→ Data items
_ _ _

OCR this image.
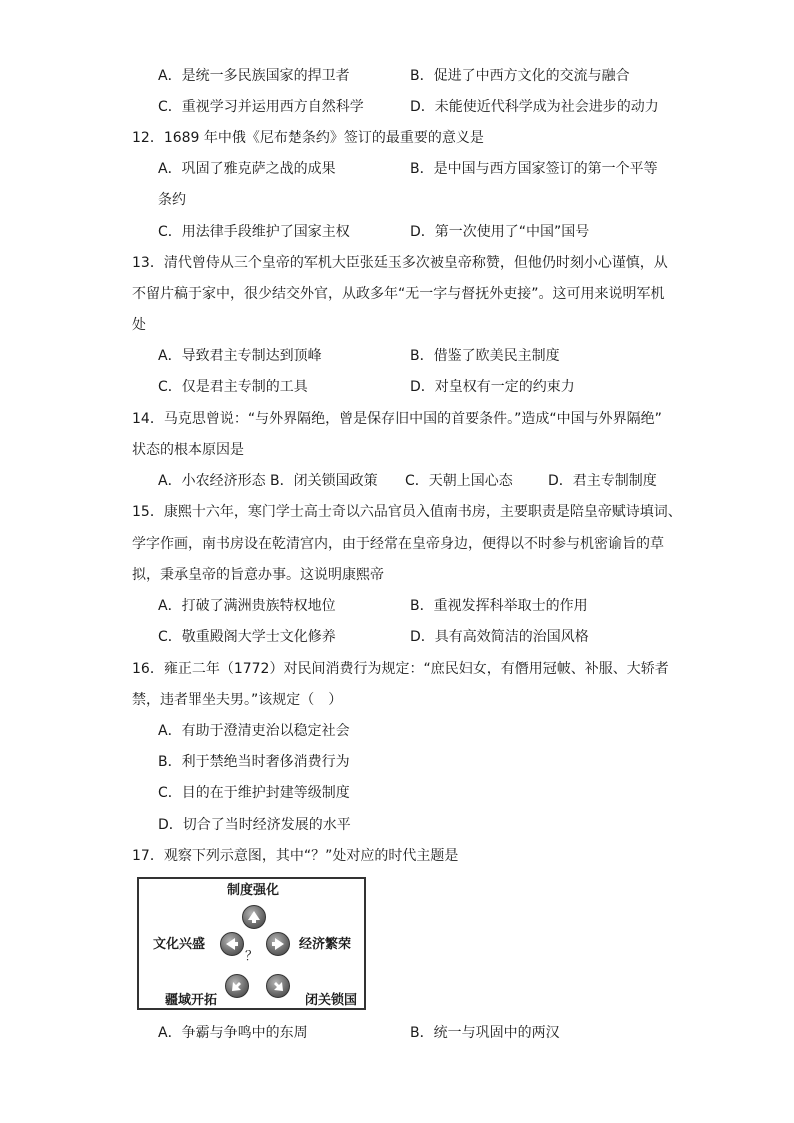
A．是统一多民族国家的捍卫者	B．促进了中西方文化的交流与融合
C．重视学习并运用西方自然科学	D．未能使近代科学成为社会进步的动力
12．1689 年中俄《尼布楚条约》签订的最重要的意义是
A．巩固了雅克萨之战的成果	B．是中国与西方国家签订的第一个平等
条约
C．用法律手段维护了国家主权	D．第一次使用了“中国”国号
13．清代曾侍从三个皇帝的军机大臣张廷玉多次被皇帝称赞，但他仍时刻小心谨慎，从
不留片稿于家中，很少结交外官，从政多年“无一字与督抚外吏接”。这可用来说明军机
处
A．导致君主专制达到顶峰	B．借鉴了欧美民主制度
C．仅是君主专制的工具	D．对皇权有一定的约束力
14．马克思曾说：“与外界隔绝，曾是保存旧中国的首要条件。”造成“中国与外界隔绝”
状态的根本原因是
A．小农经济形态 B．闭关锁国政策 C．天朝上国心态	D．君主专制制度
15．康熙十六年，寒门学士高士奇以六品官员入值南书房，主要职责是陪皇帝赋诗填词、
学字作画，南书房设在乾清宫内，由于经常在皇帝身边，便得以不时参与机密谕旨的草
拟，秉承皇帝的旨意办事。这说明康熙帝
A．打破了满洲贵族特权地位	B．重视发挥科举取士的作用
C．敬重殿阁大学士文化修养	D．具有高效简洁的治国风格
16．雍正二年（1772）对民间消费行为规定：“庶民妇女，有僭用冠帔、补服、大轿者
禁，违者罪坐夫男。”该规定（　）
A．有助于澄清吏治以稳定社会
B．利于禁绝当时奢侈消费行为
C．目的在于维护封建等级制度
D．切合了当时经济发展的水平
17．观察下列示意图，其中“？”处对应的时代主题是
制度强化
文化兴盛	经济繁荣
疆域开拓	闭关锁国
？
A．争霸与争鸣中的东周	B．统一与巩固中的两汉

_ _ _

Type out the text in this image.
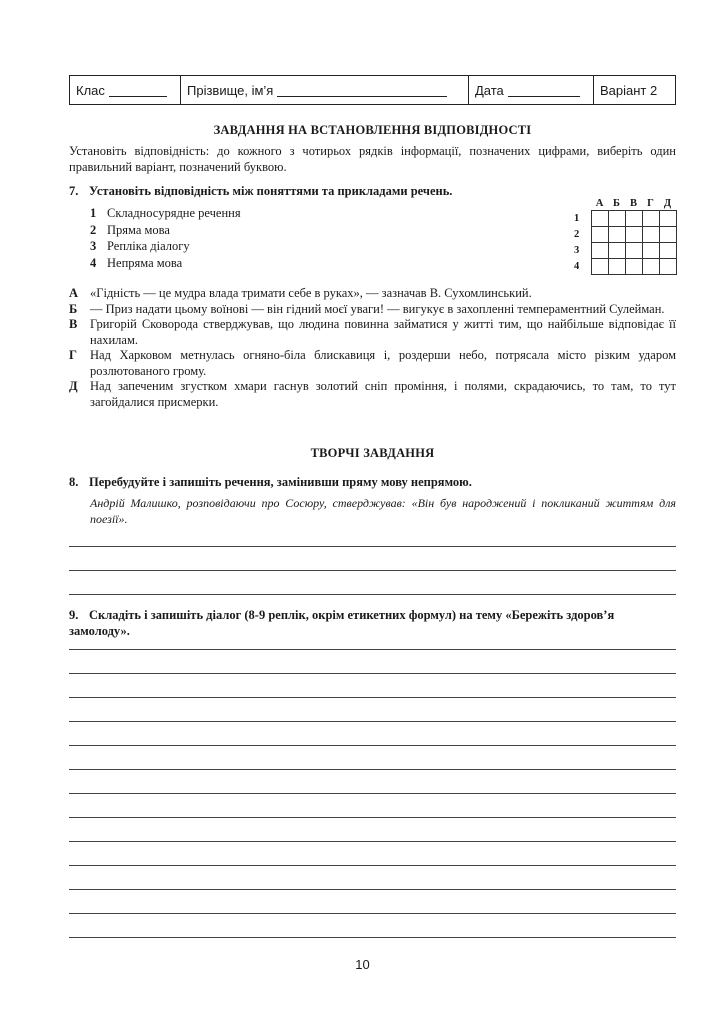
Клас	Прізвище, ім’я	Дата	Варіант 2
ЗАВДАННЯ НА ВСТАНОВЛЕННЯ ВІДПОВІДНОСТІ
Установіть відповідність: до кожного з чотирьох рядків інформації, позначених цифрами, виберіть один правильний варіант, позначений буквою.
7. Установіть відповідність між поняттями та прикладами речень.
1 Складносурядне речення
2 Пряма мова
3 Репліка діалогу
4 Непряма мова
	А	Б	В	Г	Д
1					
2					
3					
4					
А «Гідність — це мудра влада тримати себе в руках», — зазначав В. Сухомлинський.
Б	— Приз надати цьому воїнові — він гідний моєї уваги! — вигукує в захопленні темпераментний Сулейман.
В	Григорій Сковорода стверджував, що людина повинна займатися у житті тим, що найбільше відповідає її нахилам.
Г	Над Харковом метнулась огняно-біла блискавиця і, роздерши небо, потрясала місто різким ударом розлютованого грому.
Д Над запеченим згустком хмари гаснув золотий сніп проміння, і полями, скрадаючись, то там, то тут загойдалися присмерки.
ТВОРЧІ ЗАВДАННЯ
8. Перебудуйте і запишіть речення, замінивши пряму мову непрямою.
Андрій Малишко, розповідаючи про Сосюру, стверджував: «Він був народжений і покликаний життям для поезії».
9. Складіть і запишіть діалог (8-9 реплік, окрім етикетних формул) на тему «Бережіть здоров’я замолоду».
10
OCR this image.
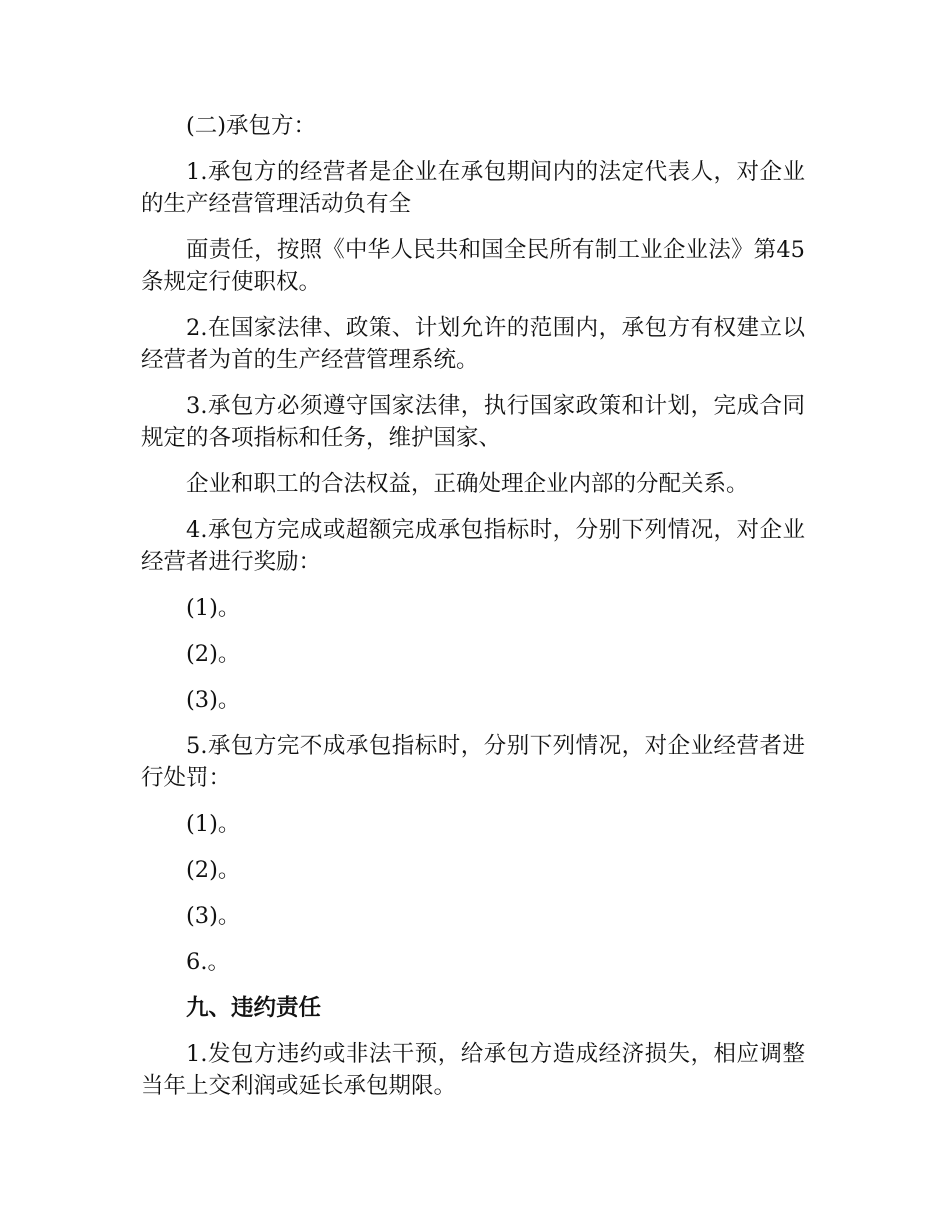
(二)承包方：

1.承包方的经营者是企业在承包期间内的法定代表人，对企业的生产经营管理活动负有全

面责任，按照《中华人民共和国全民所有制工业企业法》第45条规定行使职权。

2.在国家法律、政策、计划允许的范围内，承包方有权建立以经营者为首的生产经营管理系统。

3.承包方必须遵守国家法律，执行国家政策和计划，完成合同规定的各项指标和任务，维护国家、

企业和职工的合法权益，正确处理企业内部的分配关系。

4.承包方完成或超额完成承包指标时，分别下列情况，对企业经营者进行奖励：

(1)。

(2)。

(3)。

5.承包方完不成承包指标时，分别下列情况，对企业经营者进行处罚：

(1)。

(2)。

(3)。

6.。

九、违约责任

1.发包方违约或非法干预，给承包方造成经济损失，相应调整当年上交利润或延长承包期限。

_ _ _

→ PROMPT
Report only the number of lines in the records that include the word "Установіть".

→ SOLUTION FOR THIS EXERCISE
2